## WHAT THE TASK REQUIRES
Go through the listing and pick out each line with the word "this" in it.

## ENTRIES SUPPLIED
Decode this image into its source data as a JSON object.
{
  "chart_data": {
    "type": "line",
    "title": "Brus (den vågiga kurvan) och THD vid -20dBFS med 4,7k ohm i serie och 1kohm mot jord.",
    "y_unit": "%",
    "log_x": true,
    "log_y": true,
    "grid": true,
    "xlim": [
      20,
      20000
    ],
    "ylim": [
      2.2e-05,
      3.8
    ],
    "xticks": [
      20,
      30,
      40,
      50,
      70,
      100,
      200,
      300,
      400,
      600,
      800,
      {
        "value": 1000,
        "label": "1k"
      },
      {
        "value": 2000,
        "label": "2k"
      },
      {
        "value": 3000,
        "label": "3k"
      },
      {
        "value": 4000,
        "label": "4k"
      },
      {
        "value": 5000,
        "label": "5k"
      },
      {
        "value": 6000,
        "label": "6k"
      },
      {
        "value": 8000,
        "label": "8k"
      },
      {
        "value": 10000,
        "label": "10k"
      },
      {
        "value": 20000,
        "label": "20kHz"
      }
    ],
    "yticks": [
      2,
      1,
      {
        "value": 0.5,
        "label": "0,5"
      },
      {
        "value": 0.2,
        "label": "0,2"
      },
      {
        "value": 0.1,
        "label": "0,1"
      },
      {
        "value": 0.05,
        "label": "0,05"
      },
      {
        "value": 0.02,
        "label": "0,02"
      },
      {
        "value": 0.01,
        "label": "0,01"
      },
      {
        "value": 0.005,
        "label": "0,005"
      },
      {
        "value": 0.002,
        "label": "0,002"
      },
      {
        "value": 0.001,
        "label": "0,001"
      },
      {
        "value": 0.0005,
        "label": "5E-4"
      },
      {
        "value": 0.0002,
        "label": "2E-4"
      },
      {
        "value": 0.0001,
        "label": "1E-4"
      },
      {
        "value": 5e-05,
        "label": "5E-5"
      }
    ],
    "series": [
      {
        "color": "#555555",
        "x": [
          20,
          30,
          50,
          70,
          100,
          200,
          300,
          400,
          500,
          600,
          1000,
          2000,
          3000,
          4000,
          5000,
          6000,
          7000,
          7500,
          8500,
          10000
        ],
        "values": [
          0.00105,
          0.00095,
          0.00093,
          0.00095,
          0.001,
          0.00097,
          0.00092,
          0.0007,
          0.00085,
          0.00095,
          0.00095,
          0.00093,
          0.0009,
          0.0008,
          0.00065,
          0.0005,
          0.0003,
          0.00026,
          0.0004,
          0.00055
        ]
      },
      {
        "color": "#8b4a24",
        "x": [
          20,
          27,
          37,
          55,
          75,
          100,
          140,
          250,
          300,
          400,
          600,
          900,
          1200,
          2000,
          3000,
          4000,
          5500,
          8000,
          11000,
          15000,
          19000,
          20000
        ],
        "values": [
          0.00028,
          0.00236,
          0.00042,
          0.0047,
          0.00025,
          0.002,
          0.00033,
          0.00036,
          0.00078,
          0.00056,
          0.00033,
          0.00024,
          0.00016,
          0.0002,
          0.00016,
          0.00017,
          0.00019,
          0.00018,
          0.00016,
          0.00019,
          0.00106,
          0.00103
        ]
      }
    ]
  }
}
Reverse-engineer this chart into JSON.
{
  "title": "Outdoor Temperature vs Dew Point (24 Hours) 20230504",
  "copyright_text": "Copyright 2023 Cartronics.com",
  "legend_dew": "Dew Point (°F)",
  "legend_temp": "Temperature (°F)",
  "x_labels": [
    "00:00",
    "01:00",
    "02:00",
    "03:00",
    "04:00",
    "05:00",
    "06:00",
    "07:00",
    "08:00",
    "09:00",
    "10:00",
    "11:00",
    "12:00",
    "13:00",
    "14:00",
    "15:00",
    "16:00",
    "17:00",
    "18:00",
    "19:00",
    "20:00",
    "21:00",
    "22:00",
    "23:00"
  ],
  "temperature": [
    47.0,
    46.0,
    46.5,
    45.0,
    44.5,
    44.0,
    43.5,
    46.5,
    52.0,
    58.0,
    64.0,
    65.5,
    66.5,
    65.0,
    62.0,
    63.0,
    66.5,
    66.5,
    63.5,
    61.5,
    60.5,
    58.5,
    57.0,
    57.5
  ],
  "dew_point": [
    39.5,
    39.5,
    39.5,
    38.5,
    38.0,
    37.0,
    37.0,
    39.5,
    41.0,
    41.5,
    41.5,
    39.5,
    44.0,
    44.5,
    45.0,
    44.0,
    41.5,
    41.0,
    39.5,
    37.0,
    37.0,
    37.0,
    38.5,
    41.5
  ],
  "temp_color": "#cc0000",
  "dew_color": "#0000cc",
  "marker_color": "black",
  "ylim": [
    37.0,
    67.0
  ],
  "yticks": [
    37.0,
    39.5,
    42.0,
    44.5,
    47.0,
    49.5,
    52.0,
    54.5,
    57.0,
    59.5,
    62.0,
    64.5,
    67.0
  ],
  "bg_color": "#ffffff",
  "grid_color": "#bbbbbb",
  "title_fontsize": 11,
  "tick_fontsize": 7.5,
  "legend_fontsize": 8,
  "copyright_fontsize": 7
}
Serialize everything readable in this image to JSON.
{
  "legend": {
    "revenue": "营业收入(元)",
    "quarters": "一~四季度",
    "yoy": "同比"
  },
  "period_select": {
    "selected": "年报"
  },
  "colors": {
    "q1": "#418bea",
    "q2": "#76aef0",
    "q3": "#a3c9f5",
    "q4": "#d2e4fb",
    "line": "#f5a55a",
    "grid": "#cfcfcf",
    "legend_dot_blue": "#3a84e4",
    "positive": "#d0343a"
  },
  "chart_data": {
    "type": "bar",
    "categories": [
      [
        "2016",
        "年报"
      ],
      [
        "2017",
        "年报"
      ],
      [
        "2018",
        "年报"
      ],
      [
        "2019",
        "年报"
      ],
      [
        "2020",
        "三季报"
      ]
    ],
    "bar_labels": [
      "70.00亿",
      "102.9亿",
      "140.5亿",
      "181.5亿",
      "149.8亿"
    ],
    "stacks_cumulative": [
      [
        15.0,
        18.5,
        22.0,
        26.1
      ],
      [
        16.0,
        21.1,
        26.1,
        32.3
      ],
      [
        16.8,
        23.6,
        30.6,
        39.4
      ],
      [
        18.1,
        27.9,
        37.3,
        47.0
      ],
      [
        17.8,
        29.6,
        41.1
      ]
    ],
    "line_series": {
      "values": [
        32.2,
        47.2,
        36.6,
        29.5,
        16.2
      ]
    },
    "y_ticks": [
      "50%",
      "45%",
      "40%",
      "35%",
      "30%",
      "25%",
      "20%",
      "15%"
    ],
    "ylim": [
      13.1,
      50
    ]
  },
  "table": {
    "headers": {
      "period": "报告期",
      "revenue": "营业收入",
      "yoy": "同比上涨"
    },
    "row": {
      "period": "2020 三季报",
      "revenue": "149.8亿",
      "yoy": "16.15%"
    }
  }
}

## ANSWER TO THE PROBLEM
Decode this image into its source data as a JSON object.
Reverse-engineer this chart into JSON.
Serialize everything readable in this image to JSON.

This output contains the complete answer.